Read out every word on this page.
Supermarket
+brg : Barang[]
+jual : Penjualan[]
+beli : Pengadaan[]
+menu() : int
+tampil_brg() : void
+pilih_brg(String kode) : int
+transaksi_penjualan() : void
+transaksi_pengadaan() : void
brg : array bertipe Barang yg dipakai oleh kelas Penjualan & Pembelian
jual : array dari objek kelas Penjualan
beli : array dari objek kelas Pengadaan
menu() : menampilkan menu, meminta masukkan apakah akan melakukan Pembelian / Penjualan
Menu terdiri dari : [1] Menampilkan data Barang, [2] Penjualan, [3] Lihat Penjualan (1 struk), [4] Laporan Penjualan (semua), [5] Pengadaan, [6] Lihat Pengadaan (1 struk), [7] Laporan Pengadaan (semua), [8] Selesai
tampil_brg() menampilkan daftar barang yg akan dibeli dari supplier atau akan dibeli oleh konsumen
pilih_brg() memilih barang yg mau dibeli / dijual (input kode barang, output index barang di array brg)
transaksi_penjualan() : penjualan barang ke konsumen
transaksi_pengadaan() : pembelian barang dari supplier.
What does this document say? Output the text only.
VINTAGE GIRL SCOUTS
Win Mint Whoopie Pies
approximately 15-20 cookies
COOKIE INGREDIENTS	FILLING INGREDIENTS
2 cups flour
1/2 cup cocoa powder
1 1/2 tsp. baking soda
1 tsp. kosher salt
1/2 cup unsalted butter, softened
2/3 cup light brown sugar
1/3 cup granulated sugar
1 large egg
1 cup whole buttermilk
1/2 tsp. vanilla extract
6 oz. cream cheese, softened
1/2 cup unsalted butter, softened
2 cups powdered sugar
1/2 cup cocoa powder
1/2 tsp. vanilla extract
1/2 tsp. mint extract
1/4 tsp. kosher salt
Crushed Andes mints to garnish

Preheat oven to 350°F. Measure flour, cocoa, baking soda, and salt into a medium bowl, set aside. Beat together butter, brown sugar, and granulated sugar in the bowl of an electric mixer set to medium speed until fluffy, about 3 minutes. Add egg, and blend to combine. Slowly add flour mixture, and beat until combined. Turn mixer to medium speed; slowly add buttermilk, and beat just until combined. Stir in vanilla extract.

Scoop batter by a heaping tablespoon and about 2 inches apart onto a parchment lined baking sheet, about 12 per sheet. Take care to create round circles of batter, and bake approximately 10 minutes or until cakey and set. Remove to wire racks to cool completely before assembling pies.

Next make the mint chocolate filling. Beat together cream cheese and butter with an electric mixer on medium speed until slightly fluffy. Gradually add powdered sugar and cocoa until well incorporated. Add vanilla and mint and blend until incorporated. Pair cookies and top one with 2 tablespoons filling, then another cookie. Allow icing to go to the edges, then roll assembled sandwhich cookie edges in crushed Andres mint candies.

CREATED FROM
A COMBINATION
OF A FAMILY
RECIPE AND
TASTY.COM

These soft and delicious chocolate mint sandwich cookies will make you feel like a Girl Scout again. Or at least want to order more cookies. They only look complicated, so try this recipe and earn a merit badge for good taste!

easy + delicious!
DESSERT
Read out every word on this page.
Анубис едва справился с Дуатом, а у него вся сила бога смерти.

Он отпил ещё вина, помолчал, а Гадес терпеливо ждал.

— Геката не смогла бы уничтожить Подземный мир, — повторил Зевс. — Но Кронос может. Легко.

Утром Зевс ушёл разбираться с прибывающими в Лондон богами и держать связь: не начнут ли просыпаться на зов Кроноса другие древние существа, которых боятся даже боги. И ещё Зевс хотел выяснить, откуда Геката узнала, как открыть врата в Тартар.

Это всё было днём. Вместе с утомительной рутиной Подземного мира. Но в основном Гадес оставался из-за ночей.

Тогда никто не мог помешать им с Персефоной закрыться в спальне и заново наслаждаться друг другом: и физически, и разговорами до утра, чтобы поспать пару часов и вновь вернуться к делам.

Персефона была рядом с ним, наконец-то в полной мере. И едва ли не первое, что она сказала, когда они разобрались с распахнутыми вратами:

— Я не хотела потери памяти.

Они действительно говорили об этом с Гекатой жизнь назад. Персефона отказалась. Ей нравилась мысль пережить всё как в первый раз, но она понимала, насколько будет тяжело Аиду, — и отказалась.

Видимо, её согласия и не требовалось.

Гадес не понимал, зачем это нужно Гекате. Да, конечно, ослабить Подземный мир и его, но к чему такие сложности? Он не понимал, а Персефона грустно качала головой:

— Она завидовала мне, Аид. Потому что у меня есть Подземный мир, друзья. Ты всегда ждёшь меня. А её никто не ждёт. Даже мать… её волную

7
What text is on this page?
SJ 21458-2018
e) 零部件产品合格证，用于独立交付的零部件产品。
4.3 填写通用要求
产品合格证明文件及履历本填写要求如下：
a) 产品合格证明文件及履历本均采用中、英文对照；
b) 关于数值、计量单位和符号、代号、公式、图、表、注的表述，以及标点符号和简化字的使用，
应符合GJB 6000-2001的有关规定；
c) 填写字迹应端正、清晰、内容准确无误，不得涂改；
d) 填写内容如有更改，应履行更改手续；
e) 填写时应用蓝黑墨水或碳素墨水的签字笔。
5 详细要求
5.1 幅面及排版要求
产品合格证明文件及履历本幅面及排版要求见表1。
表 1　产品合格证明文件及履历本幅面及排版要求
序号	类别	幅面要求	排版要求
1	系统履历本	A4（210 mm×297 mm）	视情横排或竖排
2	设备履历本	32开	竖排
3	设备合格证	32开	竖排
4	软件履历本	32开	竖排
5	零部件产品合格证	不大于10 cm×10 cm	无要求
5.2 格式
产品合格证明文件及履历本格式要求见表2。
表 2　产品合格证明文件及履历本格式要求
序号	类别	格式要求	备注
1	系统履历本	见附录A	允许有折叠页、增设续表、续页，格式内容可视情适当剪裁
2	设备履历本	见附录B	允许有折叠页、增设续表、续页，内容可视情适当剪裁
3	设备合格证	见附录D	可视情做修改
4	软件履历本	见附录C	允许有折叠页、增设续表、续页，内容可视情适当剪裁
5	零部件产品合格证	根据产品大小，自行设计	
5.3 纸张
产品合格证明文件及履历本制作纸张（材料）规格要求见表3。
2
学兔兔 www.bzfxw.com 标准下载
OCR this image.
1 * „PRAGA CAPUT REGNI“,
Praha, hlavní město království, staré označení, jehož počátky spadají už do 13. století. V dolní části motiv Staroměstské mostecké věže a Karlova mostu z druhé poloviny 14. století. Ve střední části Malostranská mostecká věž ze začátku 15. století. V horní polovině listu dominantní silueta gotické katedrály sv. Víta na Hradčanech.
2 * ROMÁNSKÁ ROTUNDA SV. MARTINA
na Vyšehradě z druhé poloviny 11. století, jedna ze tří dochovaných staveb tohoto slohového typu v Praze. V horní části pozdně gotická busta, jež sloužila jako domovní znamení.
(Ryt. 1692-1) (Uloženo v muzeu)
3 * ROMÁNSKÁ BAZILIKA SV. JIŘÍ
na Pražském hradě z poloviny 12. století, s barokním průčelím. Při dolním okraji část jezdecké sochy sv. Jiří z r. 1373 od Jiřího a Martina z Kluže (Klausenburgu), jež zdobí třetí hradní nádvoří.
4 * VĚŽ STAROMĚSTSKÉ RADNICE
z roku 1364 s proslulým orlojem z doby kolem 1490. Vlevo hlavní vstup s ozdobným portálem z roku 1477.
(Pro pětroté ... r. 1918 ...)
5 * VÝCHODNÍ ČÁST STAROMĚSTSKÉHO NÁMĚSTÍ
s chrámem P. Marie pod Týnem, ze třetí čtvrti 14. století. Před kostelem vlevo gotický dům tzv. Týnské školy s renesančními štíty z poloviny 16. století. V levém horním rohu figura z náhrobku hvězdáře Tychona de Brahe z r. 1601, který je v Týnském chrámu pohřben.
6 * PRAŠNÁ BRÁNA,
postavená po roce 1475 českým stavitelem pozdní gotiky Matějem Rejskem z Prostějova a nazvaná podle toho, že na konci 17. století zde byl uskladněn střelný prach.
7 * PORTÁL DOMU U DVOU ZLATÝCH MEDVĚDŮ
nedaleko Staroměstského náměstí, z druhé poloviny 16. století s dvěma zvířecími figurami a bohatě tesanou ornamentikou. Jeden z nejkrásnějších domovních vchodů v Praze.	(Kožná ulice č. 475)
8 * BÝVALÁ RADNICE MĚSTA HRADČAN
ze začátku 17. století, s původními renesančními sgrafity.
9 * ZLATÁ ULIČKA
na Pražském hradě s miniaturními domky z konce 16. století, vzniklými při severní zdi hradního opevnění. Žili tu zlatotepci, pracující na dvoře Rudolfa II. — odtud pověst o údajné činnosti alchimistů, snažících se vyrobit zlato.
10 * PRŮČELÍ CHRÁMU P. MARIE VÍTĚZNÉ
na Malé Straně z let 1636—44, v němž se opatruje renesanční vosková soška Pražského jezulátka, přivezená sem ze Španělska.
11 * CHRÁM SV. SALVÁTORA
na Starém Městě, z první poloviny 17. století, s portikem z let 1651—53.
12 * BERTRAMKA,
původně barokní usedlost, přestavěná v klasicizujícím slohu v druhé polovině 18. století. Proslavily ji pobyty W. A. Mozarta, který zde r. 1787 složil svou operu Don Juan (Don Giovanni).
......
Go through the data above and find the lines with the word "cocoa". Copy each of those lines.

1/2 cup cocoa powder
1/2 cup cocoa powder
Preheat oven to 350°F. Measure flour, cocoa, baking soda, and salt into a medium bowl, set aside. Beat together butter, brown sugar, and granulated sugar in the bowl of an electric mixer set to medium speed until fluffy, about 3 minutes. Add egg, and blend to combine. Slowly add flour mixture, and beat until combined. Turn mixer to medium speed; slowly add buttermilk, and beat just until combined. Stir in vanilla extract.
Next make the mint chocolate filling. Beat together cream cheese and butter with an electric mixer on medium speed until slightly fluffy. Gradually add powdered sugar and cocoa until well incorporated. Add vanilla and mint and blend until incorporated. Pair cookies and top one with 2 tablespoons filling, then another cookie. Allow icing to go to the edges, then roll assembled sandwhich cookie edges in crushed Andres mint candies.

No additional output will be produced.